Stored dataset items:

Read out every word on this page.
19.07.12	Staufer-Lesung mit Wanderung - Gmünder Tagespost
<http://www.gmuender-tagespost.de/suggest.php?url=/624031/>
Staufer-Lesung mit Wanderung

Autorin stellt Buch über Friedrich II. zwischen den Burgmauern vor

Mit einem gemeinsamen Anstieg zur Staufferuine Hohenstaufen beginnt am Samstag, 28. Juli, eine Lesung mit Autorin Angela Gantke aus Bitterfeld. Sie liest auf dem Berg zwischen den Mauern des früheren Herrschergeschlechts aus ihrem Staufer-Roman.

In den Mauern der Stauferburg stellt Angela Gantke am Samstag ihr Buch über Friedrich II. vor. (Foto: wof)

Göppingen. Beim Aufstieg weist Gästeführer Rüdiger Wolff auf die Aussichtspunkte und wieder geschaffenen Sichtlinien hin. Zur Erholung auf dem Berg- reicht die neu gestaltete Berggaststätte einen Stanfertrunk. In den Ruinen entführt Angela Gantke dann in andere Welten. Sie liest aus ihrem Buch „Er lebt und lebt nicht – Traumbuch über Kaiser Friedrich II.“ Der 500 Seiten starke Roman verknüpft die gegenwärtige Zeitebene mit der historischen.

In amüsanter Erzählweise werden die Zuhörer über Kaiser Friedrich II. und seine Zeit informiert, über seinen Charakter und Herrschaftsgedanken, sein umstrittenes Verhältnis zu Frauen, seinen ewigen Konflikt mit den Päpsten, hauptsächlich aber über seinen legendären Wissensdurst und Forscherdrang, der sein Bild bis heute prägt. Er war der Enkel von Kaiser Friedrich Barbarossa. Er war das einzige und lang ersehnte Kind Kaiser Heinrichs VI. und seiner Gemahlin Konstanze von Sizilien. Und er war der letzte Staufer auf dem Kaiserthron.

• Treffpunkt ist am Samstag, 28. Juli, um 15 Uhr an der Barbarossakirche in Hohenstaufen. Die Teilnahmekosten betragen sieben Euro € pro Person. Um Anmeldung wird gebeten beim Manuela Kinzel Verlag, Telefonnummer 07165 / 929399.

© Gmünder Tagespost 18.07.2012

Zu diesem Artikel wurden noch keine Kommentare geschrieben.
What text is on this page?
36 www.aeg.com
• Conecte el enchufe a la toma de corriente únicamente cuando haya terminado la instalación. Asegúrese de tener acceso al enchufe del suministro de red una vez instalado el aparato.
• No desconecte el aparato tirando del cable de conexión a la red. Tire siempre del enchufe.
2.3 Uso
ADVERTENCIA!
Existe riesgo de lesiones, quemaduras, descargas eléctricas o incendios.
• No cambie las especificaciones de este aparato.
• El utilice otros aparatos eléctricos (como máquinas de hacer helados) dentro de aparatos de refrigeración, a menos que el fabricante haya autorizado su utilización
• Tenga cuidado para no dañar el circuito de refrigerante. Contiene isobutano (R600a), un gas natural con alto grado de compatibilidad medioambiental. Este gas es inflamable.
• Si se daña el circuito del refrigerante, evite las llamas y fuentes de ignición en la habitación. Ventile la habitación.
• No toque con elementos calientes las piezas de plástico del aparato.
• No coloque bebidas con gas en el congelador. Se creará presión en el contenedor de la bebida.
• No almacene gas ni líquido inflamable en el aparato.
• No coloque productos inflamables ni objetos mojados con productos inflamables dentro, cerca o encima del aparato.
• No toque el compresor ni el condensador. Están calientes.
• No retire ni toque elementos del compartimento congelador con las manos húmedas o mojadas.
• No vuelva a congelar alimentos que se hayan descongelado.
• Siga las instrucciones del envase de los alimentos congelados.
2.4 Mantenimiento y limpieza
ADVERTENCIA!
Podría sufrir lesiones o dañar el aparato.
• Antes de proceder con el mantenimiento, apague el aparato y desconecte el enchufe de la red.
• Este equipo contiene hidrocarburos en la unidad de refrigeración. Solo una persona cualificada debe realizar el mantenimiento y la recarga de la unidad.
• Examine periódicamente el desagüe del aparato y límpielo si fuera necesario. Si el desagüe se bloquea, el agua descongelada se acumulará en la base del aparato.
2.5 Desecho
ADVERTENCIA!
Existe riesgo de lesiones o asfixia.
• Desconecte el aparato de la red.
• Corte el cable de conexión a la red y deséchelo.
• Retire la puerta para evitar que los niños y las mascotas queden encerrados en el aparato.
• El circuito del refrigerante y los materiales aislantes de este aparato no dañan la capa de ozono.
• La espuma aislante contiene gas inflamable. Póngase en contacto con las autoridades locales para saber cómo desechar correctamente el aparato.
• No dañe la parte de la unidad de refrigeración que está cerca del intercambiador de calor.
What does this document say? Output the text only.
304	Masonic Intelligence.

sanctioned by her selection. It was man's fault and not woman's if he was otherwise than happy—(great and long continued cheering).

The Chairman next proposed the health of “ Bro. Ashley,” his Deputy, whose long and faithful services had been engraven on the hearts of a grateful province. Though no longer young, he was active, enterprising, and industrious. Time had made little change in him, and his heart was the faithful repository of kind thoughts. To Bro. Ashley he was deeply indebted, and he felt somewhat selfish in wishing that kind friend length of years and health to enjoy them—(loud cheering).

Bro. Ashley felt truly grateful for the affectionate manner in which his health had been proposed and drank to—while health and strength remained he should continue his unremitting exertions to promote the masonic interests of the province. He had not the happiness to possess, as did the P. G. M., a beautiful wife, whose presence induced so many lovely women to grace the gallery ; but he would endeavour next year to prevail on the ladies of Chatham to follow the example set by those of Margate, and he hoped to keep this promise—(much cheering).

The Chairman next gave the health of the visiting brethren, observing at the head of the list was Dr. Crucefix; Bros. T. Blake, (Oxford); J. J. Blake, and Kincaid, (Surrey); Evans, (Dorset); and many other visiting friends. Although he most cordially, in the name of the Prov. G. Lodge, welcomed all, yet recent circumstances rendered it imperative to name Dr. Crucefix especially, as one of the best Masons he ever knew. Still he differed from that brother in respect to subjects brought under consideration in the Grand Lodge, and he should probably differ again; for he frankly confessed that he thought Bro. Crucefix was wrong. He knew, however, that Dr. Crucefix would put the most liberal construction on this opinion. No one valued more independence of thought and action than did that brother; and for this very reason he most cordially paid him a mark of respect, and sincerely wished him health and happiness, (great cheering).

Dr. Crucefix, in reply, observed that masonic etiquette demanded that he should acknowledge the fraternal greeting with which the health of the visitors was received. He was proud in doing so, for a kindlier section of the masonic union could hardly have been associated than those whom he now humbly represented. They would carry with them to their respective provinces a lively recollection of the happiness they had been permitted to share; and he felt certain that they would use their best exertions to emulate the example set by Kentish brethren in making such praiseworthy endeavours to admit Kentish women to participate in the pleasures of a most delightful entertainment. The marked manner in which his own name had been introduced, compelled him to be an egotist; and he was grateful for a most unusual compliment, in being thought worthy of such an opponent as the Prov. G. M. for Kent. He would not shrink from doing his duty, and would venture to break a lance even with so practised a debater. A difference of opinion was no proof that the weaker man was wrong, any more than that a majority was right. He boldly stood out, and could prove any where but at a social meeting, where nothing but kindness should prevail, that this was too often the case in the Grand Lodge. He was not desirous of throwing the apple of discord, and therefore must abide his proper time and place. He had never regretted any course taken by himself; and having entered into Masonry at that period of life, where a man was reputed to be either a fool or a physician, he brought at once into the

TASK OBJECTIVE: Copy out each line above, character for character.

IN RESPONSE:
Read out every word on this page.
19.07.12	Staufer-Lesung mit Wanderung - Gmünder Tagespost
<http://www.gmuender-tagespost.de/suggest.php?url=/624031/>
Staufer-Lesung mit Wanderung

Autorin stellt Buch über Friedrich II. zwischen den Burgmauern vor

Mit einem gemeinsamen Anstieg zur Staufferuine Hohenstaufen beginnt am Samstag, 28. Juli, eine Lesung mit Autorin Angela Gantke aus Bitterfeld. Sie liest auf dem Berg zwischen den Mauern des früheren Herrschergeschlechts aus ihrem Staufer-Roman.

In den Mauern der Stauferburg stellt Angela Gantke am Samstag ihr Buch über Friedrich II. vor. (Foto: wof)

Göppingen. Beim Aufstieg weist Gästeführer Rüdiger Wolff auf die Aussichtspunkte und wieder geschaffenen Sichtlinien hin. Zur Erholung auf dem Berg- reicht die neu gestaltete Berggaststätte einen Stanfertrunk. In den Ruinen entführt Angela Gantke dann in andere Welten. Sie liest aus ihrem Buch „Er lebt und lebt nicht – Traumbuch über Kaiser Friedrich II.“ Der 500 Seiten starke Roman verknüpft die gegenwärtige Zeitebene mit der historischen.

In amüsanter Erzählweise werden die Zuhörer über Kaiser Friedrich II. und seine Zeit informiert, über seinen Charakter und Herrschaftsgedanken, sein umstrittenes Verhältnis zu Frauen, seinen ewigen Konflikt mit den Päpsten, hauptsächlich aber über seinen legendären Wissensdurst und Forscherdrang, der sein Bild bis heute prägt. Er war der Enkel von Kaiser Friedrich Barbarossa. Er war das einzige und lang ersehnte Kind Kaiser Heinrichs VI. und seiner Gemahlin Konstanze von Sizilien. Und er war der letzte Staufer auf dem Kaiserthron.

• Treffpunkt ist am Samstag, 28. Juli, um 15 Uhr an der Barbarossakirche in Hohenstaufen. Die Teilnahmekosten betragen sieben Euro € pro Person. Um Anmeldung wird gebeten beim Manuela Kinzel Verlag, Telefonnummer 07165 / 929399.

© Gmünder Tagespost 18.07.2012

Zu diesem Artikel wurden noch keine Kommentare geschrieben.
What text is on this page?
36 www.aeg.com
• Conecte el enchufe a la toma de corriente únicamente cuando haya terminado la instalación. Asegúrese de tener acceso al enchufe del suministro de red una vez instalado el aparato.
• No desconecte el aparato tirando del cable de conexión a la red. Tire siempre del enchufe.
2.3 Uso
ADVERTENCIA!
Existe riesgo de lesiones, quemaduras, descargas eléctricas o incendios.
• No cambie las especificaciones de este aparato.
• El utilice otros aparatos eléctricos (como máquinas de hacer helados) dentro de aparatos de refrigeración, a menos que el fabricante haya autorizado su utilización
• Tenga cuidado para no dañar el circuito de refrigerante. Contiene isobutano (R600a), un gas natural con alto grado de compatibilidad medioambiental. Este gas es inflamable.
• Si se daña el circuito del refrigerante, evite las llamas y fuentes de ignición en la habitación. Ventile la habitación.
• No toque con elementos calientes las piezas de plástico del aparato.
• No coloque bebidas con gas en el congelador. Se creará presión en el contenedor de la bebida.
• No almacene gas ni líquido inflamable en el aparato.
• No coloque productos inflamables ni objetos mojados con productos inflamables dentro, cerca o encima del aparato.
• No toque el compresor ni el condensador. Están calientes.
• No retire ni toque elementos del compartimento congelador con las manos húmedas o mojadas.
• No vuelva a congelar alimentos que se hayan descongelado.
• Siga las instrucciones del envase de los alimentos congelados.
2.4 Mantenimiento y limpieza
ADVERTENCIA!
Podría sufrir lesiones o dañar el aparato.
• Antes de proceder con el mantenimiento, apague el aparato y desconecte el enchufe de la red.
• Este equipo contiene hidrocarburos en la unidad de refrigeración. Solo una persona cualificada debe realizar el mantenimiento y la recarga de la unidad.
• Examine periódicamente el desagüe del aparato y límpielo si fuera necesario. Si el desagüe se bloquea, el agua descongelada se acumulará en la base del aparato.
2.5 Desecho
ADVERTENCIA!
Existe riesgo de lesiones o asfixia.
• Desconecte el aparato de la red.
• Corte el cable de conexión a la red y deséchelo.
• Retire la puerta para evitar que los niños y las mascotas queden encerrados en el aparato.
• El circuito del refrigerante y los materiales aislantes de este aparato no dañan la capa de ozono.
• La espuma aislante contiene gas inflamable. Póngase en contacto con las autoridades locales para saber cómo desechar correctamente el aparato.
• No dañe la parte de la unidad de refrigeración que está cerca del intercambiador de calor.
What does this document say? Output the text only.
304	Masonic Intelligence.

sanctioned by her selection. It was man's fault and not woman's if he was otherwise than happy—(great and long continued cheering).

The Chairman next proposed the health of “ Bro. Ashley,” his Deputy, whose long and faithful services had been engraven on the hearts of a grateful province. Though no longer young, he was active, enterprising, and industrious. Time had made little change in him, and his heart was the faithful repository of kind thoughts. To Bro. Ashley he was deeply indebted, and he felt somewhat selfish in wishing that kind friend length of years and health to enjoy them—(loud cheering).

Bro. Ashley felt truly grateful for the affectionate manner in which his health had been proposed and drank to—while health and strength remained he should continue his unremitting exertions to promote the masonic interests of the province. He had not the happiness to possess, as did the P. G. M., a beautiful wife, whose presence induced so many lovely women to grace the gallery ; but he would endeavour next year to prevail on the ladies of Chatham to follow the example set by those of Margate, and he hoped to keep this promise—(much cheering).

The Chairman next gave the health of the visiting brethren, observing at the head of the list was Dr. Crucefix; Bros. T. Blake, (Oxford); J. J. Blake, and Kincaid, (Surrey); Evans, (Dorset); and many other visiting friends. Although he most cordially, in the name of the Prov. G. Lodge, welcomed all, yet recent circumstances rendered it imperative to name Dr. Crucefix especially, as one of the best Masons he ever knew. Still he differed from that brother in respect to subjects brought under consideration in the Grand Lodge, and he should probably differ again; for he frankly confessed that he thought Bro. Crucefix was wrong. He knew, however, that Dr. Crucefix would put the most liberal construction on this opinion. No one valued more independence of thought and action than did that brother; and for this very reason he most cordially paid him a mark of respect, and sincerely wished him health and happiness, (great cheering).

Dr. Crucefix, in reply, observed that masonic etiquette demanded that he should acknowledge the fraternal greeting with which the health of the visitors was received. He was proud in doing so, for a kindlier section of the masonic union could hardly have been associated than those whom he now humbly represented. They would carry with them to their respective provinces a lively recollection of the happiness they had been permitted to share; and he felt certain that they would use their best exertions to emulate the example set by Kentish brethren in making such praiseworthy endeavours to admit Kentish women to participate in the pleasures of a most delightful entertainment. The marked manner in which his own name had been introduced, compelled him to be an egotist; and he was grateful for a most unusual compliment, in being thought worthy of such an opponent as the Prov. G. M. for Kent. He would not shrink from doing his duty, and would venture to break a lance even with so practised a debater. A difference of opinion was no proof that the weaker man was wrong, any more than that a majority was right. He boldly stood out, and could prove any where but at a social meeting, where nothing but kindness should prevail, that this was too often the case in the Grand Lodge. He was not desirous of throwing the apple of discord, and therefore must abide his proper time and place. He had never regretted any course taken by himself; and having entered into Masonry at that period of life, where a man was reputed to be either a fool or a physician, he brought at once into the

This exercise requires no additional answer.